## Task objective:
Give every line of the material again, exactly as written.
##### Data for this exercise #####
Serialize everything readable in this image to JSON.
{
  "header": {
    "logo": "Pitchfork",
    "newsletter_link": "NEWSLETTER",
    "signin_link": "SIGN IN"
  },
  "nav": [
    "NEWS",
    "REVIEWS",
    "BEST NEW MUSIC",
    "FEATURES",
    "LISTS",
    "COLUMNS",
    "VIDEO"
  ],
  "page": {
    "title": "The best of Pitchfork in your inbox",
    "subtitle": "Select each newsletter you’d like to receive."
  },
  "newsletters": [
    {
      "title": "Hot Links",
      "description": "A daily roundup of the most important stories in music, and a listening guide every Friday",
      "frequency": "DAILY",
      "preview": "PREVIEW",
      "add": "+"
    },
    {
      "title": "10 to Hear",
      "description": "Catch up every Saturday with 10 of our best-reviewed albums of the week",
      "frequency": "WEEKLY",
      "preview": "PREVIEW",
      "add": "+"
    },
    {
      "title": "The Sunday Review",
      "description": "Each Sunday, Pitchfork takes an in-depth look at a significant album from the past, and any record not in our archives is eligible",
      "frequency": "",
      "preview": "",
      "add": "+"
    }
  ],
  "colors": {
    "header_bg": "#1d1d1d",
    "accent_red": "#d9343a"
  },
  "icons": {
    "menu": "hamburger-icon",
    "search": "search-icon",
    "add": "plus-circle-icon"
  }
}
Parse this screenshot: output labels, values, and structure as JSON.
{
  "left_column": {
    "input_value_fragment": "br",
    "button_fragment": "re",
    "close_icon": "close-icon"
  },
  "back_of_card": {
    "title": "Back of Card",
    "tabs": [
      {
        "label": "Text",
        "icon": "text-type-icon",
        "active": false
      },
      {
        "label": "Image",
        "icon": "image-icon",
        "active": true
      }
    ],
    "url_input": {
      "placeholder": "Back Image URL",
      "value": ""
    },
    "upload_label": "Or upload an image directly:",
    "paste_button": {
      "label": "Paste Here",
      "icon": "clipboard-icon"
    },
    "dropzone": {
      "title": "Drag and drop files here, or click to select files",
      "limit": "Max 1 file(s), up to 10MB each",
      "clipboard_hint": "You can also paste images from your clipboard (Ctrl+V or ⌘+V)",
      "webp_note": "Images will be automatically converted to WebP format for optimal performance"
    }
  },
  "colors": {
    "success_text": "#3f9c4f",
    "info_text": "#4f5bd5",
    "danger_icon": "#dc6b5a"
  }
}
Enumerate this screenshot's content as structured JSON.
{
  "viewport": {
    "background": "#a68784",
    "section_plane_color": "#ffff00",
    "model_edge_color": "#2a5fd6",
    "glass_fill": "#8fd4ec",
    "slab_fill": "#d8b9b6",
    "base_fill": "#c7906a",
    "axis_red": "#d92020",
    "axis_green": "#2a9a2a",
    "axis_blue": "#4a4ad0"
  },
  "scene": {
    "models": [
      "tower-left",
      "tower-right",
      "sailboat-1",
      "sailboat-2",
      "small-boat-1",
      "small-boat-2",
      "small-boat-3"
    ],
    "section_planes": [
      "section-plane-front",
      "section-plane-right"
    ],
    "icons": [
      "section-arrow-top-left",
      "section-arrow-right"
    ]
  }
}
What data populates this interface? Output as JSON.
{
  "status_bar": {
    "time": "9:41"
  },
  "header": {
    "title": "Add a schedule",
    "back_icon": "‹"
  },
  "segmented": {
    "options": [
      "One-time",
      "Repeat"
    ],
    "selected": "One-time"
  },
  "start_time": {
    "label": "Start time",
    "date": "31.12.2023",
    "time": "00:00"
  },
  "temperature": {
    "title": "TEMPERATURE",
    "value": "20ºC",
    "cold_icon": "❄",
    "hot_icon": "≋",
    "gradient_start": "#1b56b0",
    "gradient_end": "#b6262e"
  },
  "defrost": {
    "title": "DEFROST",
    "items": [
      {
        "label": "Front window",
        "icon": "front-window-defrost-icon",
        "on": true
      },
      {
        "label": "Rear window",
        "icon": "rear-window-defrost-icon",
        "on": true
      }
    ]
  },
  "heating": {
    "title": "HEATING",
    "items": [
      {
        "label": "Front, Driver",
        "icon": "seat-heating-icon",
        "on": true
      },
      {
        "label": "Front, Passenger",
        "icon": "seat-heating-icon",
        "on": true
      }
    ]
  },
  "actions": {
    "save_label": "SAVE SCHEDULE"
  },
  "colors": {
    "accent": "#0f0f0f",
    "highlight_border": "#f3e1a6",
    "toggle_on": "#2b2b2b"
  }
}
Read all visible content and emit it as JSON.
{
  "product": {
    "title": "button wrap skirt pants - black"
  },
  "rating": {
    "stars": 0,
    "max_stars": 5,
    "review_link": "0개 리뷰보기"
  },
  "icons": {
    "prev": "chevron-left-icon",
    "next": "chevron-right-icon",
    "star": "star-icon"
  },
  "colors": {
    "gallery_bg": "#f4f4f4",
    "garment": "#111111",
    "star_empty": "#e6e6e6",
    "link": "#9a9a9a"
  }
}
#####
## Problem solution:
Serialize everything readable in this image to JSON.
{
  "header": {
    "logo": "Pitchfork",
    "newsletter_link": "NEWSLETTER",
    "signin_link": "SIGN IN"
  },
  "nav": [
    "NEWS",
    "REVIEWS",
    "BEST NEW MUSIC",
    "FEATURES",
    "LISTS",
    "COLUMNS",
    "VIDEO"
  ],
  "page": {
    "title": "The best of Pitchfork in your inbox",
    "subtitle": "Select each newsletter you’d like to receive."
  },
  "newsletters": [
    {
      "title": "Hot Links",
      "description": "A daily roundup of the most important stories in music, and a listening guide every Friday",
      "frequency": "DAILY",
      "preview": "PREVIEW",
      "add": "+"
    },
    {
      "title": "10 to Hear",
      "description": "Catch up every Saturday with 10 of our best-reviewed albums of the week",
      "frequency": "WEEKLY",
      "preview": "PREVIEW",
      "add": "+"
    },
    {
      "title": "The Sunday Review",
      "description": "Each Sunday, Pitchfork takes an in-depth look at a significant album from the past, and any record not in our archives is eligible",
      "frequency": "",
      "preview": "",
      "add": "+"
    }
  ],
  "colors": {
    "header_bg": "#1d1d1d",
    "accent_red": "#d9343a"
  },
  "icons": {
    "menu": "hamburger-icon",
    "search": "search-icon",
    "add": "plus-circle-icon"
  }
}
Parse this screenshot: output labels, values, and structure as JSON.
{
  "left_column": {
    "input_value_fragment": "br",
    "button_fragment": "re",
    "close_icon": "close-icon"
  },
  "back_of_card": {
    "title": "Back of Card",
    "tabs": [
      {
        "label": "Text",
        "icon": "text-type-icon",
        "active": false
      },
      {
        "label": "Image",
        "icon": "image-icon",
        "active": true
      }
    ],
    "url_input": {
      "placeholder": "Back Image URL",
      "value": ""
    },
    "upload_label": "Or upload an image directly:",
    "paste_button": {
      "label": "Paste Here",
      "icon": "clipboard-icon"
    },
    "dropzone": {
      "title": "Drag and drop files here, or click to select files",
      "limit": "Max 1 file(s), up to 10MB each",
      "clipboard_hint": "You can also paste images from your clipboard (Ctrl+V or ⌘+V)",
      "webp_note": "Images will be automatically converted to WebP format for optimal performance"
    }
  },
  "colors": {
    "success_text": "#3f9c4f",
    "info_text": "#4f5bd5",
    "danger_icon": "#dc6b5a"
  }
}
Enumerate this screenshot's content as structured JSON.
{
  "viewport": {
    "background": "#a68784",
    "section_plane_color": "#ffff00",
    "model_edge_color": "#2a5fd6",
    "glass_fill": "#8fd4ec",
    "slab_fill": "#d8b9b6",
    "base_fill": "#c7906a",
    "axis_red": "#d92020",
    "axis_green": "#2a9a2a",
    "axis_blue": "#4a4ad0"
  },
  "scene": {
    "models": [
      "tower-left",
      "tower-right",
      "sailboat-1",
      "sailboat-2",
      "small-boat-1",
      "small-boat-2",
      "small-boat-3"
    ],
    "section_planes": [
      "section-plane-front",
      "section-plane-right"
    ],
    "icons": [
      "section-arrow-top-left",
      "section-arrow-right"
    ]
  }
}
What data populates this interface? Output as JSON.
{
  "status_bar": {
    "time": "9:41"
  },
  "header": {
    "title": "Add a schedule",
    "back_icon": "‹"
  },
  "segmented": {
    "options": [
      "One-time",
      "Repeat"
    ],
    "selected": "One-time"
  },
  "start_time": {
    "label": "Start time",
    "date": "31.12.2023",
    "time": "00:00"
  },
  "temperature": {
    "title": "TEMPERATURE",
    "value": "20ºC",
    "cold_icon": "❄",
    "hot_icon": "≋",
    "gradient_start": "#1b56b0",
    "gradient_end": "#b6262e"
  },
  "defrost": {
    "title": "DEFROST",
    "items": [
      {
        "label": "Front window",
        "icon": "front-window-defrost-icon",
        "on": true
      },
      {
        "label": "Rear window",
        "icon": "rear-window-defrost-icon",
        "on": true
      }
    ]
  },
  "heating": {
    "title": "HEATING",
    "items": [
      {
        "label": "Front, Driver",
        "icon": "seat-heating-icon",
        "on": true
      },
      {
        "label": "Front, Passenger",
        "icon": "seat-heating-icon",
        "on": true
      }
    ]
  },
  "actions": {
    "save_label": "SAVE SCHEDULE"
  },
  "colors": {
    "accent": "#0f0f0f",
    "highlight_border": "#f3e1a6",
    "toggle_on": "#2b2b2b"
  }
}
Read all visible content and emit it as JSON.
{
  "product": {
    "title": "button wrap skirt pants - black"
  },
  "rating": {
    "stars": 0,
    "max_stars": 5,
    "review_link": "0개 리뷰보기"
  },
  "icons": {
    "prev": "chevron-left-icon",
    "next": "chevron-right-icon",
    "star": "star-icon"
  },
  "colors": {
    "gallery_bg": "#f4f4f4",
    "garment": "#111111",
    "star_empty": "#e6e6e6",
    "link": "#9a9a9a"
  }
}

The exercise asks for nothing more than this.